### Job
Quote the data below in full, please, without altering anything.

### Available data
▼▼▼

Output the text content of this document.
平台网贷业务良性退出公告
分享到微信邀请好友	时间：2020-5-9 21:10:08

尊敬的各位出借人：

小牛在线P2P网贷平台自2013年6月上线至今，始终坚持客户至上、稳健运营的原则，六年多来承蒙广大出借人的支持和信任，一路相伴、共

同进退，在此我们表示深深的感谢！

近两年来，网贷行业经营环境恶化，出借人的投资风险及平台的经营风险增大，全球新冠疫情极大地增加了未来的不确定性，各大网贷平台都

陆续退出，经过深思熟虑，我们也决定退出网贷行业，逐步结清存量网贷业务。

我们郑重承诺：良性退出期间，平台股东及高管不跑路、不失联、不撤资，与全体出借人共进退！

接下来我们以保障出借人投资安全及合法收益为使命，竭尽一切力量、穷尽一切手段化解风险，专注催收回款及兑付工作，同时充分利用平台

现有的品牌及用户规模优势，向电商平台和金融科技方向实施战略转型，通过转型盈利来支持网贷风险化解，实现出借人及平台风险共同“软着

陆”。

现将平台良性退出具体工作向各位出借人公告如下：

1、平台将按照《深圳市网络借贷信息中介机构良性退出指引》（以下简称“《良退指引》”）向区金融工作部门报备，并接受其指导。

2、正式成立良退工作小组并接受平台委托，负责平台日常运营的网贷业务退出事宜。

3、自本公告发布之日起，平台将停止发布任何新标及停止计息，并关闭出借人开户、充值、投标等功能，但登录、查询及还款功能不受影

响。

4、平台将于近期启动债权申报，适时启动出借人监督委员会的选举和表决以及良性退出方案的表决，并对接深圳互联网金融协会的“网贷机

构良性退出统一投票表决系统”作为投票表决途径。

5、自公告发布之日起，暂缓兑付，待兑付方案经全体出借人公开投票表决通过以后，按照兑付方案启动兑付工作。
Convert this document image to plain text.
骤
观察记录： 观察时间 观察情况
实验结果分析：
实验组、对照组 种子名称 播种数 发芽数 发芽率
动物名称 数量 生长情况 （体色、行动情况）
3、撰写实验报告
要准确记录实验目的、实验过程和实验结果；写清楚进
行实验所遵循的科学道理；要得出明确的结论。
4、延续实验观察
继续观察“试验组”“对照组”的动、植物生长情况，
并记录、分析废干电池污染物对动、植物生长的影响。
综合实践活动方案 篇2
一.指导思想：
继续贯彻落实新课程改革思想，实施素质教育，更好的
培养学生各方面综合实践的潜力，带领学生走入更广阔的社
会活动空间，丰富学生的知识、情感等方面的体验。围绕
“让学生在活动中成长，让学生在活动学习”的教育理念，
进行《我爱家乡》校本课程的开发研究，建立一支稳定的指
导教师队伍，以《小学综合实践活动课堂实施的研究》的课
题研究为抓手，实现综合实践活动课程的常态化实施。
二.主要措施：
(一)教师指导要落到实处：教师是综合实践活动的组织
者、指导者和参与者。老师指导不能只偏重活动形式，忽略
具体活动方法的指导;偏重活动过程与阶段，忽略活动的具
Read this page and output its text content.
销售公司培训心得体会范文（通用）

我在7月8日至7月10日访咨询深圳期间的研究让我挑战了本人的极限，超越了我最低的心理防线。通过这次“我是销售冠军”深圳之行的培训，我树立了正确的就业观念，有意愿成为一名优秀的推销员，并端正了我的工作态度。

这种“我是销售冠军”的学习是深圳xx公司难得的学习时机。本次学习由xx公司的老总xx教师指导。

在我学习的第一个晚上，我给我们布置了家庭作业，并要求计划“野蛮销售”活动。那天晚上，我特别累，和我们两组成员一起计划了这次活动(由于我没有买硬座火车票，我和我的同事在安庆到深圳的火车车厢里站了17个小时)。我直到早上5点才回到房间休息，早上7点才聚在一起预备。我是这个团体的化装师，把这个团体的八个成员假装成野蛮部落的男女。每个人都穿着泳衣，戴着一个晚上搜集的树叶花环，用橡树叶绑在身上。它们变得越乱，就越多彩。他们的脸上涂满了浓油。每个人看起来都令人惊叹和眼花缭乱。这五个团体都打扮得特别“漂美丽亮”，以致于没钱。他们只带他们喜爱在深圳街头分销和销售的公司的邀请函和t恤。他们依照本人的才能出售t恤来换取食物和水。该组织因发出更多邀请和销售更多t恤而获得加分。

▲▲▲

### Reply
Output the text content of this document.
平台网贷业务良性退出公告
分享到微信邀请好友	时间：2020-5-9 21:10:08

尊敬的各位出借人：

小牛在线P2P网贷平台自2013年6月上线至今，始终坚持客户至上、稳健运营的原则，六年多来承蒙广大出借人的支持和信任，一路相伴、共

同进退，在此我们表示深深的感谢！

近两年来，网贷行业经营环境恶化，出借人的投资风险及平台的经营风险增大，全球新冠疫情极大地增加了未来的不确定性，各大网贷平台都

陆续退出，经过深思熟虑，我们也决定退出网贷行业，逐步结清存量网贷业务。

我们郑重承诺：良性退出期间，平台股东及高管不跑路、不失联、不撤资，与全体出借人共进退！

接下来我们以保障出借人投资安全及合法收益为使命，竭尽一切力量、穷尽一切手段化解风险，专注催收回款及兑付工作，同时充分利用平台

现有的品牌及用户规模优势，向电商平台和金融科技方向实施战略转型，通过转型盈利来支持网贷风险化解，实现出借人及平台风险共同“软着

陆”。

现将平台良性退出具体工作向各位出借人公告如下：

1、平台将按照《深圳市网络借贷信息中介机构良性退出指引》（以下简称“《良退指引》”）向区金融工作部门报备，并接受其指导。

2、正式成立良退工作小组并接受平台委托，负责平台日常运营的网贷业务退出事宜。

3、自本公告发布之日起，平台将停止发布任何新标及停止计息，并关闭出借人开户、充值、投标等功能，但登录、查询及还款功能不受影

响。

4、平台将于近期启动债权申报，适时启动出借人监督委员会的选举和表决以及良性退出方案的表决，并对接深圳互联网金融协会的“网贷机

构良性退出统一投票表决系统”作为投票表决途径。

5、自公告发布之日起，暂缓兑付，待兑付方案经全体出借人公开投票表决通过以后，按照兑付方案启动兑付工作。
Convert this document image to plain text.
骤
观察记录： 观察时间 观察情况
实验结果分析：
实验组、对照组 种子名称 播种数 发芽数 发芽率
动物名称 数量 生长情况 （体色、行动情况）
3、撰写实验报告
要准确记录实验目的、实验过程和实验结果；写清楚进
行实验所遵循的科学道理；要得出明确的结论。
4、延续实验观察
继续观察“试验组”“对照组”的动、植物生长情况，
并记录、分析废干电池污染物对动、植物生长的影响。
综合实践活动方案 篇2
一.指导思想：
继续贯彻落实新课程改革思想，实施素质教育，更好的
培养学生各方面综合实践的潜力，带领学生走入更广阔的社
会活动空间，丰富学生的知识、情感等方面的体验。围绕
“让学生在活动中成长，让学生在活动学习”的教育理念，
进行《我爱家乡》校本课程的开发研究，建立一支稳定的指
导教师队伍，以《小学综合实践活动课堂实施的研究》的课
题研究为抓手，实现综合实践活动课程的常态化实施。
二.主要措施：
(一)教师指导要落到实处：教师是综合实践活动的组织
者、指导者和参与者。老师指导不能只偏重活动形式，忽略
具体活动方法的指导;偏重活动过程与阶段，忽略活动的具
Read this page and output its text content.
销售公司培训心得体会范文（通用）

我在7月8日至7月10日访咨询深圳期间的研究让我挑战了本人的极限，超越了我最低的心理防线。通过这次“我是销售冠军”深圳之行的培训，我树立了正确的就业观念，有意愿成为一名优秀的推销员，并端正了我的工作态度。

这种“我是销售冠军”的学习是深圳xx公司难得的学习时机。本次学习由xx公司的老总xx教师指导。

在我学习的第一个晚上，我给我们布置了家庭作业，并要求计划“野蛮销售”活动。那天晚上，我特别累，和我们两组成员一起计划了这次活动(由于我没有买硬座火车票，我和我的同事在安庆到深圳的火车车厢里站了17个小时)。我直到早上5点才回到房间休息，早上7点才聚在一起预备。我是这个团体的化装师，把这个团体的八个成员假装成野蛮部落的男女。每个人都穿着泳衣，戴着一个晚上搜集的树叶花环，用橡树叶绑在身上。它们变得越乱，就越多彩。他们的脸上涂满了浓油。每个人看起来都令人惊叹和眼花缭乱。这五个团体都打扮得特别“漂美丽亮”，以致于没钱。他们只带他们喜爱在深圳街头分销和销售的公司的邀请函和t恤。他们依照本人的才能出售t恤来换取食物和水。该组织因发出更多邀请和销售更多t恤而获得加分。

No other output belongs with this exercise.